# TASK DATA
────
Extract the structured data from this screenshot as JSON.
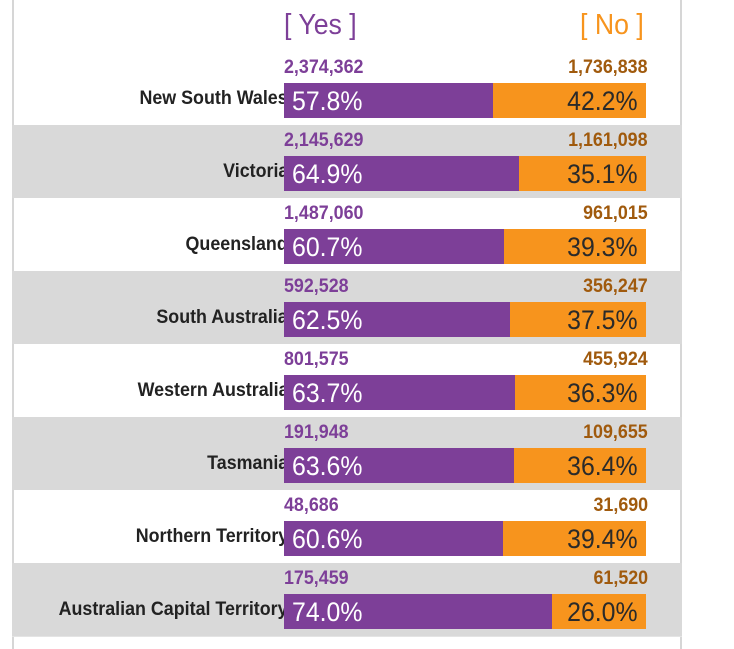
{
  "header": {
    "yes_label": "[ Yes ]",
    "no_label": "[ No ]"
  },
  "colors": {
    "yes": "#7d3f98",
    "no": "#f7941d",
    "no_count": "#a05a0d",
    "row_shade": "#d9d9d9"
  },
  "chart_data": {
    "type": "bar",
    "orientation": "horizontal-stacked",
    "title": "",
    "series": [
      {
        "name": "[ Yes ]",
        "counts": [
          "2,374,362",
          "2,145,629",
          "1,487,060",
          "592,528",
          "801,575",
          "191,948",
          "48,686",
          "175,459"
        ],
        "percent_labels": [
          "57.8%",
          "64.9%",
          "60.7%",
          "62.5%",
          "63.7%",
          "63.6%",
          "60.6%",
          "74.0%"
        ],
        "values": [
          57.8,
          64.9,
          60.7,
          62.5,
          63.7,
          63.6,
          60.6,
          74.0
        ]
      },
      {
        "name": "[ No ]",
        "counts": [
          "1,736,838",
          "1,161,098",
          "961,015",
          "356,247",
          "455,924",
          "109,655",
          "31,690",
          "61,520"
        ],
        "percent_labels": [
          "42.2%",
          "35.1%",
          "39.3%",
          "37.5%",
          "36.3%",
          "36.4%",
          "39.4%",
          "26.0%"
        ],
        "values": [
          42.2,
          35.1,
          39.3,
          37.5,
          36.3,
          36.4,
          39.4,
          26.0
        ]
      }
    ],
    "categories": [
      "New South Wales",
      "Victoria",
      "Queensland",
      "South Australia",
      "Western Australia",
      "Tasmania",
      "Northern Territory",
      "Australian Capital Territory"
    ],
    "xlim": [
      0,
      100
    ],
    "legend": "top"
  }
}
────
List the lines of the material in which the word "Territory" occurs.

# RESPONSE TO THE TASK
      "Northern Territory",
      "Australian Capital Territory"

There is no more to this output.